'''
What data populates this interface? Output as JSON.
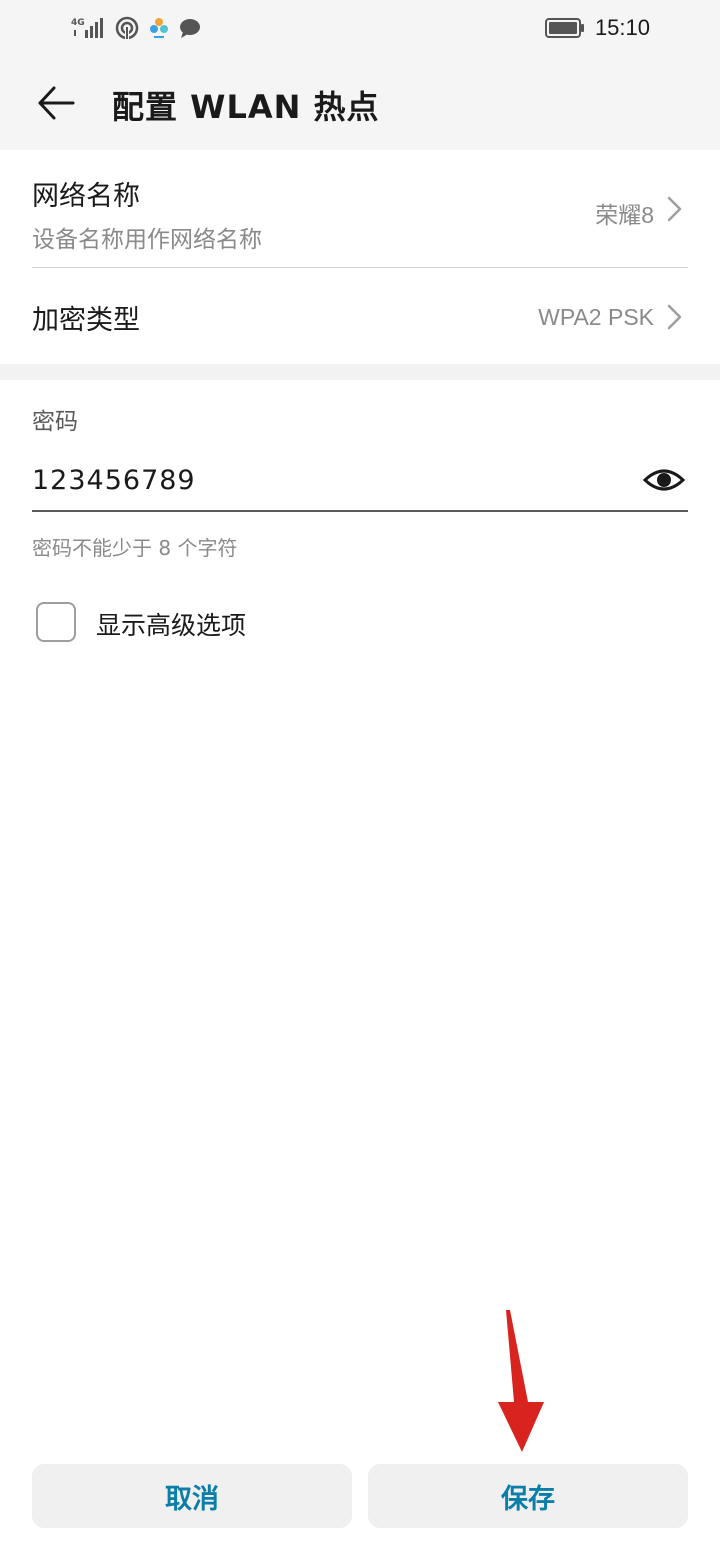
{
  "status_bar": {
    "network_type": "4G",
    "time": "15:10",
    "icons": [
      "signal-icon",
      "hotspot-icon",
      "app-icon",
      "chat-icon",
      "battery-icon"
    ]
  },
  "header": {
    "title": "配置 WLAN 热点",
    "back_icon": "arrow-left-icon"
  },
  "network_name": {
    "title": "网络名称",
    "subtitle": "设备名称用作网络名称",
    "value": "荣耀8"
  },
  "encryption": {
    "title": "加密类型",
    "value": "WPA2 PSK"
  },
  "password": {
    "label": "密码",
    "value": "123456789",
    "hint": "密码不能少于 8 个字符"
  },
  "advanced": {
    "label": "显示高级选项",
    "checked": false
  },
  "buttons": {
    "cancel": "取消",
    "save": "保存"
  },
  "colors": {
    "accent": "#0a7ea8",
    "annotation": "#d9231f",
    "background": "#f5f5f5"
  }
}
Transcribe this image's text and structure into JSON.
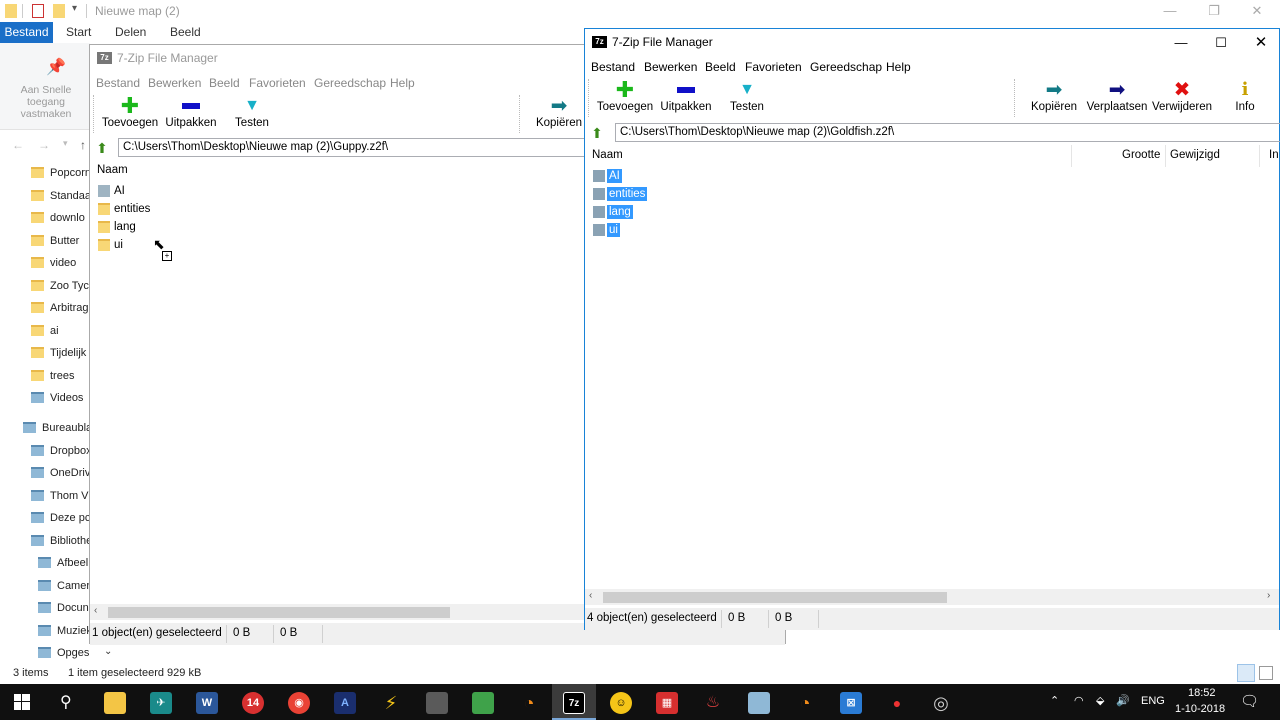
{
  "explorer": {
    "title": "Nieuwe map (2)",
    "tabs": {
      "file": "Bestand",
      "start": "Start",
      "share": "Delen",
      "view": "Beeld"
    },
    "pin_label": "Aan Snelle toegang vastmaken",
    "nav_items": [
      {
        "label": "Popcorn",
        "level": 2,
        "icon": "folder-icon"
      },
      {
        "label": "Standaa",
        "level": 2,
        "icon": "folder-icon"
      },
      {
        "label": "downlo",
        "level": 2,
        "icon": "folder-icon"
      },
      {
        "label": "Butter",
        "level": 2,
        "icon": "folder-icon"
      },
      {
        "label": "video",
        "level": 2,
        "icon": "folder-icon"
      },
      {
        "label": "Zoo Tyc",
        "level": 2,
        "icon": "folder-icon"
      },
      {
        "label": "Arbitrag",
        "level": 2,
        "icon": "folder-icon"
      },
      {
        "label": "ai",
        "level": 2,
        "icon": "folder-icon"
      },
      {
        "label": "Tijdelijk",
        "level": 2,
        "icon": "folder-icon"
      },
      {
        "label": "trees",
        "level": 2,
        "icon": "folder-icon"
      },
      {
        "label": "Videos",
        "level": 2,
        "icon": "video-folder-icon"
      },
      {
        "label": "Bureaubla",
        "level": 1,
        "icon": "desktop-icon"
      },
      {
        "label": "Dropbox",
        "level": 2,
        "icon": "dropbox-icon"
      },
      {
        "label": "OneDriv",
        "level": 2,
        "icon": "onedrive-icon"
      },
      {
        "label": "Thom V",
        "level": 2,
        "icon": "user-icon"
      },
      {
        "label": "Deze pc",
        "level": 2,
        "icon": "pc-icon"
      },
      {
        "label": "Bibliothe",
        "level": 2,
        "icon": "library-icon"
      },
      {
        "label": "Afbeel",
        "level": 3,
        "icon": "pictures-icon"
      },
      {
        "label": "Camer",
        "level": 3,
        "icon": "camera-icon"
      },
      {
        "label": "Docun",
        "level": 3,
        "icon": "documents-icon"
      },
      {
        "label": "Muziek",
        "level": 3,
        "icon": "music-icon"
      },
      {
        "label": "Opgeslag",
        "level": 3,
        "icon": "saved-icon"
      }
    ],
    "status_items": "3 items",
    "status_selected": "1 item geselecteerd  929 kB"
  },
  "zip_left": {
    "title": "7-Zip File Manager",
    "menu": [
      "Bestand",
      "Bewerken",
      "Beeld",
      "Favorieten",
      "Gereedschap",
      "Help"
    ],
    "toolbar": {
      "add": "Toevoegen",
      "extract": "Uitpakken",
      "test": "Testen",
      "copy": "Kopiëren"
    },
    "address": "C:\\Users\\Thom\\Desktop\\Nieuwe map (2)\\Guppy.z2f\\",
    "col_name": "Naam",
    "files": [
      {
        "name": "AI",
        "type": "gray"
      },
      {
        "name": "entities",
        "type": "folder"
      },
      {
        "name": "lang",
        "type": "folder"
      },
      {
        "name": "ui",
        "type": "folder"
      }
    ],
    "status": {
      "selected": "1 object(en) geselecteerd",
      "size": "0 B",
      "packed": "0 B"
    }
  },
  "zip_right": {
    "title": "7-Zip File Manager",
    "menu": [
      "Bestand",
      "Bewerken",
      "Beeld",
      "Favorieten",
      "Gereedschap",
      "Help"
    ],
    "toolbar": {
      "add": "Toevoegen",
      "extract": "Uitpakken",
      "test": "Testen",
      "copy": "Kopiëren",
      "move": "Verplaatsen",
      "delete": "Verwijderen",
      "info": "Info"
    },
    "address": "C:\\Users\\Thom\\Desktop\\Nieuwe map (2)\\Goldfish.z2f\\",
    "columns": {
      "name": "Naam",
      "size": "Grootte",
      "modified": "Gewijzigd",
      "more": "In"
    },
    "files": [
      {
        "name": "AI",
        "type": "gray"
      },
      {
        "name": "entities",
        "type": "folder"
      },
      {
        "name": "lang",
        "type": "folder"
      },
      {
        "name": "ui",
        "type": "folder"
      }
    ],
    "status": {
      "selected": "4 object(en) geselecteerd",
      "size": "0 B",
      "packed": "0 B"
    }
  },
  "taskbar": {
    "language": "ENG",
    "time": "18:52",
    "date": "1-10-2018",
    "badge_14": "14"
  },
  "colors": {
    "selection": "#3399ff",
    "ribbon_file_tab": "#1a6fc8",
    "taskbar": "#101010"
  }
}
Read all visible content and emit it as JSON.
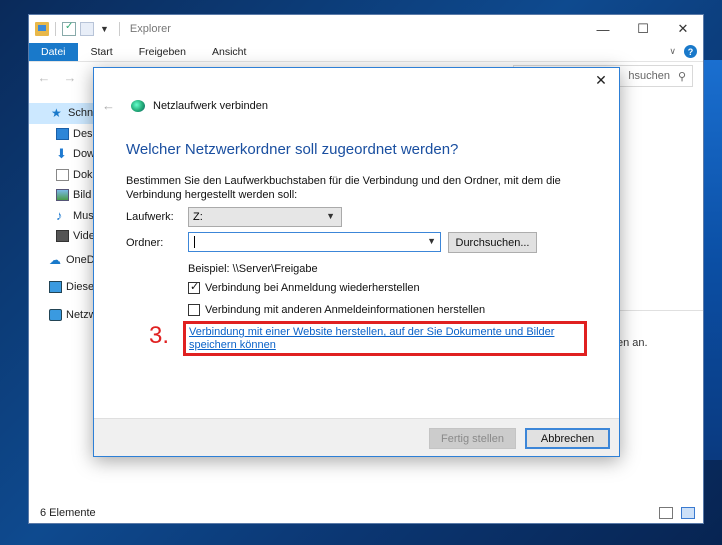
{
  "explorer": {
    "title": "Explorer",
    "ribbon_tabs": [
      "Datei",
      "Start",
      "Freigeben",
      "Ansicht"
    ],
    "search_placeholder": "hsuchen",
    "sidebar": [
      {
        "label": "Schne",
        "icon": "star-icon",
        "selected": true
      },
      {
        "label": "Desk",
        "icon": "desktop-icon"
      },
      {
        "label": "Dow",
        "icon": "download-icon"
      },
      {
        "label": "Dok",
        "icon": "document-icon"
      },
      {
        "label": "Bild",
        "icon": "picture-icon"
      },
      {
        "label": "Mus",
        "icon": "music-icon"
      },
      {
        "label": "Vide",
        "icon": "video-icon"
      },
      {
        "label": "OneD",
        "icon": "cloud-icon"
      },
      {
        "label": "Dieser",
        "icon": "computer-icon"
      },
      {
        "label": "Netzw",
        "icon": "network-icon"
      }
    ],
    "pane_text": "en an.",
    "status": "6 Elemente"
  },
  "dialog": {
    "title": "Netzlaufwerk verbinden",
    "heading": "Welcher Netzwerkordner soll zugeordnet werden?",
    "description": "Bestimmen Sie den Laufwerkbuchstaben für die Verbindung und den Ordner, mit dem die Verbindung hergestellt werden soll:",
    "drive_label": "Laufwerk:",
    "drive_value": "Z:",
    "folder_label": "Ordner:",
    "folder_value": "",
    "browse_label": "Durchsuchen...",
    "example": "Beispiel: \\\\Server\\Freigabe",
    "reconnect_label": "Verbindung bei Anmeldung wiederherstellen",
    "reconnect_checked": true,
    "other_credentials_label": "Verbindung mit anderen Anmeldeinformationen herstellen",
    "other_credentials_checked": false,
    "website_link": "Verbindung mit einer Website herstellen, auf der Sie Dokumente und Bilder speichern können",
    "step_marker": "3.",
    "finish_label": "Fertig stellen",
    "cancel_label": "Abbrechen"
  },
  "colors": {
    "accent": "#1979ca",
    "highlight": "#e02020",
    "heading": "#1a4fa0",
    "link": "#0a62c8"
  }
}
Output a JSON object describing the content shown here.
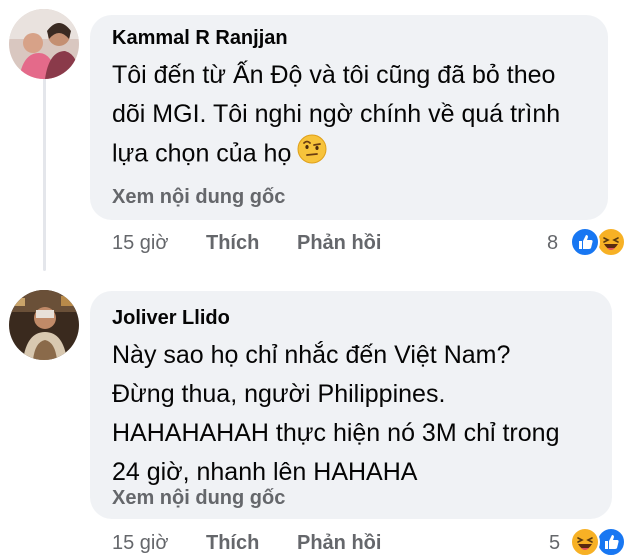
{
  "comments": [
    {
      "author": "Kammal R Ranjjan",
      "lines": [
        "Tôi đến từ Ấn Độ và tôi cũng đã bỏ theo",
        "dõi MGI. Tôi nghi ngờ chính về quá trình",
        "lựa chọn của họ"
      ],
      "inline_emoji": "face-with-raised-eyebrow",
      "see_original": "Xem nội dung gốc",
      "time": "15 giờ",
      "like": "Thích",
      "reply": "Phản hồi",
      "reaction_count": "8",
      "reactions": [
        "like-icon",
        "haha-icon"
      ]
    },
    {
      "author": "Joliver Llido",
      "lines": [
        "Này sao họ chỉ nhắc đến Việt Nam?",
        "Đừng thua, người Philippines.",
        "HAHAHAHAH thực hiện nó 3M chỉ trong",
        "24 giờ, nhanh lên HAHAHA"
      ],
      "see_original": "Xem nội dung gốc",
      "time": "15 giờ",
      "like": "Thích",
      "reply": "Phản hồi",
      "reaction_count": "5",
      "reactions": [
        "haha-icon",
        "like-icon"
      ]
    }
  ],
  "colors": {
    "bubble": "#f0f2f5",
    "secondary_text": "#65676b",
    "like_blue": "#1877f2",
    "haha_yellow": "#f7b125"
  }
}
'''
Quote verbatim every line starting at the line that contains "Output a JSON" and ending with the last line of the records; omit all pictures.

Output a JSON object describing the content shown here.
{
  "comments": [
    {
      "author": "Kammal R Ranjjan",
      "lines": [
        "Tôi đến từ Ấn Độ và tôi cũng đã bỏ theo",
        "dõi MGI. Tôi nghi ngờ chính về quá trình",
        "lựa chọn của họ"
      ],
      "inline_emoji": "face-with-raised-eyebrow",
      "see_original": "Xem nội dung gốc",
      "time": "15 giờ",
      "like": "Thích",
      "reply": "Phản hồi",
      "reaction_count": "8",
      "reactions": [
        "like-icon",
        "haha-icon"
      ]
    },
    {
      "author": "Joliver Llido",
      "lines": [
        "Này sao họ chỉ nhắc đến Việt Nam?",
        "Đừng thua, người Philippines.",
        "HAHAHAHAH thực hiện nó 3M chỉ trong",
        "24 giờ, nhanh lên HAHAHA"
      ],
      "see_original": "Xem nội dung gốc",
      "time": "15 giờ",
      "like": "Thích",
      "reply": "Phản hồi",
      "reaction_count": "5",
      "reactions": [
        "haha-icon",
        "like-icon"
      ]
    }
  ],
  "colors": {
    "bubble": "#f0f2f5",
    "secondary_text": "#65676b",
    "like_blue": "#1877f2",
    "haha_yellow": "#f7b125"
  }
}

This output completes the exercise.